> **DATASET**:

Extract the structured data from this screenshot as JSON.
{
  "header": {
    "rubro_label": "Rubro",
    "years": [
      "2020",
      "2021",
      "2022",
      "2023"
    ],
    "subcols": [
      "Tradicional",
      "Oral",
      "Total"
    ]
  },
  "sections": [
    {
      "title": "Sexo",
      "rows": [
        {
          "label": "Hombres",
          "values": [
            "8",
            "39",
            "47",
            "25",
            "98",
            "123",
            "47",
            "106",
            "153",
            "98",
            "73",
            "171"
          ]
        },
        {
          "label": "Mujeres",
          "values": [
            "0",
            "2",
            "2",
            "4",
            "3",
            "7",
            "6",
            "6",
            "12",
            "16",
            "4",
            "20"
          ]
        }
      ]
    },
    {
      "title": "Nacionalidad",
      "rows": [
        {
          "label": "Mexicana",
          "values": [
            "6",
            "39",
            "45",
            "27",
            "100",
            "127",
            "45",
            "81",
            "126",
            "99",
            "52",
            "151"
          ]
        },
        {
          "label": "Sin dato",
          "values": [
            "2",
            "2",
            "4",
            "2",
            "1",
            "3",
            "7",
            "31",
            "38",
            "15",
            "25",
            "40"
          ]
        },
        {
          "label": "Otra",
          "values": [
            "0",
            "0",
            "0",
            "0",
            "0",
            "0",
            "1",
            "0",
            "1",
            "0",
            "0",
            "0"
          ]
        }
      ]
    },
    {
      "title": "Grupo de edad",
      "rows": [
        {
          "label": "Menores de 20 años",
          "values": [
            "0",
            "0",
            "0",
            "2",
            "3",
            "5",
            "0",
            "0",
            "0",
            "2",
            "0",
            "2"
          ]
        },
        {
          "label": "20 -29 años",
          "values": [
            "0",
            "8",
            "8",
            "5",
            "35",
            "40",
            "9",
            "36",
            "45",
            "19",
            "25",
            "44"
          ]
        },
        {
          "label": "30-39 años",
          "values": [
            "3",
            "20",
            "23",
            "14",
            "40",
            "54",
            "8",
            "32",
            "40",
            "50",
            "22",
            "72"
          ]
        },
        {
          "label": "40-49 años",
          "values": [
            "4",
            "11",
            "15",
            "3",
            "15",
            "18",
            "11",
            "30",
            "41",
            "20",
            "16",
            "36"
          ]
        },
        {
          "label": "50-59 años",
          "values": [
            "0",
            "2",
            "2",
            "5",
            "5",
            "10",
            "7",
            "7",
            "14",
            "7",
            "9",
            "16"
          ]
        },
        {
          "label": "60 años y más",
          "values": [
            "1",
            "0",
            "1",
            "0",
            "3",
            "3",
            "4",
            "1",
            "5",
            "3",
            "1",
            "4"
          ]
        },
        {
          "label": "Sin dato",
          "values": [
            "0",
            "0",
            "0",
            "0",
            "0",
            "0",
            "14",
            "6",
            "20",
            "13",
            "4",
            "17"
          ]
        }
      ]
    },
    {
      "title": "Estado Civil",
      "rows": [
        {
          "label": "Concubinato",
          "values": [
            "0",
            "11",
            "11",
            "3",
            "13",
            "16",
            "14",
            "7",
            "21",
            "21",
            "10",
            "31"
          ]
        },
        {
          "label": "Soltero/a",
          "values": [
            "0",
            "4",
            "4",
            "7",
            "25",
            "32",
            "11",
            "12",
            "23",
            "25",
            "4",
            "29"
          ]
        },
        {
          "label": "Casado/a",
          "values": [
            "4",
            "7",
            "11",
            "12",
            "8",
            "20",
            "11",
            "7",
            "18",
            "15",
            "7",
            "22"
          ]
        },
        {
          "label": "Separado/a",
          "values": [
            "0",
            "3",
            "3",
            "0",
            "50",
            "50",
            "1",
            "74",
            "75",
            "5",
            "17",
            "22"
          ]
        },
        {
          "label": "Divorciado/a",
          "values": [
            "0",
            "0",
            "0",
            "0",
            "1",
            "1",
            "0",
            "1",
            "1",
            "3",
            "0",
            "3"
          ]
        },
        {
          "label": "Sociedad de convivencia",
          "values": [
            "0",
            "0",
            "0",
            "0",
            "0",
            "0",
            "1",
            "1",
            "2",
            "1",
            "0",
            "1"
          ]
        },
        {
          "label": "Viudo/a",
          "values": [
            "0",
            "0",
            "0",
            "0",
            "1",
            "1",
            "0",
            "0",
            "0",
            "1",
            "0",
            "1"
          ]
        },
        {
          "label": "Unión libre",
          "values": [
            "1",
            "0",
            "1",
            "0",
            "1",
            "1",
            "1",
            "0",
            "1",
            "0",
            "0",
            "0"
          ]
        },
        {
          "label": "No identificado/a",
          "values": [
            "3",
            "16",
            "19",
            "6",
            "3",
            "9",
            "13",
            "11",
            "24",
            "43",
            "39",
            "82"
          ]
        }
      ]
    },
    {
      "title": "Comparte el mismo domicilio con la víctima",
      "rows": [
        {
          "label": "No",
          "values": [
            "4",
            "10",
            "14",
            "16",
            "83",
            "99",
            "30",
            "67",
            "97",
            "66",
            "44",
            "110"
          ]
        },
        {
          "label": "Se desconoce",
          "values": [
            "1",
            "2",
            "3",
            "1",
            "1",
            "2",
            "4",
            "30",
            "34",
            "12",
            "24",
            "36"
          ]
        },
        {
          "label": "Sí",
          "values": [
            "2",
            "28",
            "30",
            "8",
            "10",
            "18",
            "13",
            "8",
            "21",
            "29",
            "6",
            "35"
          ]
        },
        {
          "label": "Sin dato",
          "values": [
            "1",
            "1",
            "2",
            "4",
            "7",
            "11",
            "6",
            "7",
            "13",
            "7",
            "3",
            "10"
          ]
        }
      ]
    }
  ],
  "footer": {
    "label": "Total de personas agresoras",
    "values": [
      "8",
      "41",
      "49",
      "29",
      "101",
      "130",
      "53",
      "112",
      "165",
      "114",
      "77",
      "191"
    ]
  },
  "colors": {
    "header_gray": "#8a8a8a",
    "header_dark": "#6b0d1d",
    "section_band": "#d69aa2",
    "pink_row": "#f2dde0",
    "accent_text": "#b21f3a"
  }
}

> **TO BE DONE**: Quote each line above in full, word for word.

> **ANSWER TO THIS EXERCISE**:
Extract the structured data from this screenshot as JSON.
{
  "header": {
    "rubro_label": "Rubro",
    "years": [
      "2020",
      "2021",
      "2022",
      "2023"
    ],
    "subcols": [
      "Tradicional",
      "Oral",
      "Total"
    ]
  },
  "sections": [
    {
      "title": "Sexo",
      "rows": [
        {
          "label": "Hombres",
          "values": [
            "8",
            "39",
            "47",
            "25",
            "98",
            "123",
            "47",
            "106",
            "153",
            "98",
            "73",
            "171"
          ]
        },
        {
          "label": "Mujeres",
          "values": [
            "0",
            "2",
            "2",
            "4",
            "3",
            "7",
            "6",
            "6",
            "12",
            "16",
            "4",
            "20"
          ]
        }
      ]
    },
    {
      "title": "Nacionalidad",
      "rows": [
        {
          "label": "Mexicana",
          "values": [
            "6",
            "39",
            "45",
            "27",
            "100",
            "127",
            "45",
            "81",
            "126",
            "99",
            "52",
            "151"
          ]
        },
        {
          "label": "Sin dato",
          "values": [
            "2",
            "2",
            "4",
            "2",
            "1",
            "3",
            "7",
            "31",
            "38",
            "15",
            "25",
            "40"
          ]
        },
        {
          "label": "Otra",
          "values": [
            "0",
            "0",
            "0",
            "0",
            "0",
            "0",
            "1",
            "0",
            "1",
            "0",
            "0",
            "0"
          ]
        }
      ]
    },
    {
      "title": "Grupo de edad",
      "rows": [
        {
          "label": "Menores de 20 años",
          "values": [
            "0",
            "0",
            "0",
            "2",
            "3",
            "5",
            "0",
            "0",
            "0",
            "2",
            "0",
            "2"
          ]
        },
        {
          "label": "20 -29 años",
          "values": [
            "0",
            "8",
            "8",
            "5",
            "35",
            "40",
            "9",
            "36",
            "45",
            "19",
            "25",
            "44"
          ]
        },
        {
          "label": "30-39 años",
          "values": [
            "3",
            "20",
            "23",
            "14",
            "40",
            "54",
            "8",
            "32",
            "40",
            "50",
            "22",
            "72"
          ]
        },
        {
          "label": "40-49 años",
          "values": [
            "4",
            "11",
            "15",
            "3",
            "15",
            "18",
            "11",
            "30",
            "41",
            "20",
            "16",
            "36"
          ]
        },
        {
          "label": "50-59 años",
          "values": [
            "0",
            "2",
            "2",
            "5",
            "5",
            "10",
            "7",
            "7",
            "14",
            "7",
            "9",
            "16"
          ]
        },
        {
          "label": "60 años y más",
          "values": [
            "1",
            "0",
            "1",
            "0",
            "3",
            "3",
            "4",
            "1",
            "5",
            "3",
            "1",
            "4"
          ]
        },
        {
          "label": "Sin dato",
          "values": [
            "0",
            "0",
            "0",
            "0",
            "0",
            "0",
            "14",
            "6",
            "20",
            "13",
            "4",
            "17"
          ]
        }
      ]
    },
    {
      "title": "Estado Civil",
      "rows": [
        {
          "label": "Concubinato",
          "values": [
            "0",
            "11",
            "11",
            "3",
            "13",
            "16",
            "14",
            "7",
            "21",
            "21",
            "10",
            "31"
          ]
        },
        {
          "label": "Soltero/a",
          "values": [
            "0",
            "4",
            "4",
            "7",
            "25",
            "32",
            "11",
            "12",
            "23",
            "25",
            "4",
            "29"
          ]
        },
        {
          "label": "Casado/a",
          "values": [
            "4",
            "7",
            "11",
            "12",
            "8",
            "20",
            "11",
            "7",
            "18",
            "15",
            "7",
            "22"
          ]
        },
        {
          "label": "Separado/a",
          "values": [
            "0",
            "3",
            "3",
            "0",
            "50",
            "50",
            "1",
            "74",
            "75",
            "5",
            "17",
            "22"
          ]
        },
        {
          "label": "Divorciado/a",
          "values": [
            "0",
            "0",
            "0",
            "0",
            "1",
            "1",
            "0",
            "1",
            "1",
            "3",
            "0",
            "3"
          ]
        },
        {
          "label": "Sociedad de convivencia",
          "values": [
            "0",
            "0",
            "0",
            "0",
            "0",
            "0",
            "1",
            "1",
            "2",
            "1",
            "0",
            "1"
          ]
        },
        {
          "label": "Viudo/a",
          "values": [
            "0",
            "0",
            "0",
            "0",
            "1",
            "1",
            "0",
            "0",
            "0",
            "1",
            "0",
            "1"
          ]
        },
        {
          "label": "Unión libre",
          "values": [
            "1",
            "0",
            "1",
            "0",
            "1",
            "1",
            "1",
            "0",
            "1",
            "0",
            "0",
            "0"
          ]
        },
        {
          "label": "No identificado/a",
          "values": [
            "3",
            "16",
            "19",
            "6",
            "3",
            "9",
            "13",
            "11",
            "24",
            "43",
            "39",
            "82"
          ]
        }
      ]
    },
    {
      "title": "Comparte el mismo domicilio con la víctima",
      "rows": [
        {
          "label": "No",
          "values": [
            "4",
            "10",
            "14",
            "16",
            "83",
            "99",
            "30",
            "67",
            "97",
            "66",
            "44",
            "110"
          ]
        },
        {
          "label": "Se desconoce",
          "values": [
            "1",
            "2",
            "3",
            "1",
            "1",
            "2",
            "4",
            "30",
            "34",
            "12",
            "24",
            "36"
          ]
        },
        {
          "label": "Sí",
          "values": [
            "2",
            "28",
            "30",
            "8",
            "10",
            "18",
            "13",
            "8",
            "21",
            "29",
            "6",
            "35"
          ]
        },
        {
          "label": "Sin dato",
          "values": [
            "1",
            "1",
            "2",
            "4",
            "7",
            "11",
            "6",
            "7",
            "13",
            "7",
            "3",
            "10"
          ]
        }
      ]
    }
  ],
  "footer": {
    "label": "Total de personas agresoras",
    "values": [
      "8",
      "41",
      "49",
      "29",
      "101",
      "130",
      "53",
      "112",
      "165",
      "114",
      "77",
      "191"
    ]
  },
  "colors": {
    "header_gray": "#8a8a8a",
    "header_dark": "#6b0d1d",
    "section_band": "#d69aa2",
    "pink_row": "#f2dde0",
    "accent_text": "#b21f3a"
  }
}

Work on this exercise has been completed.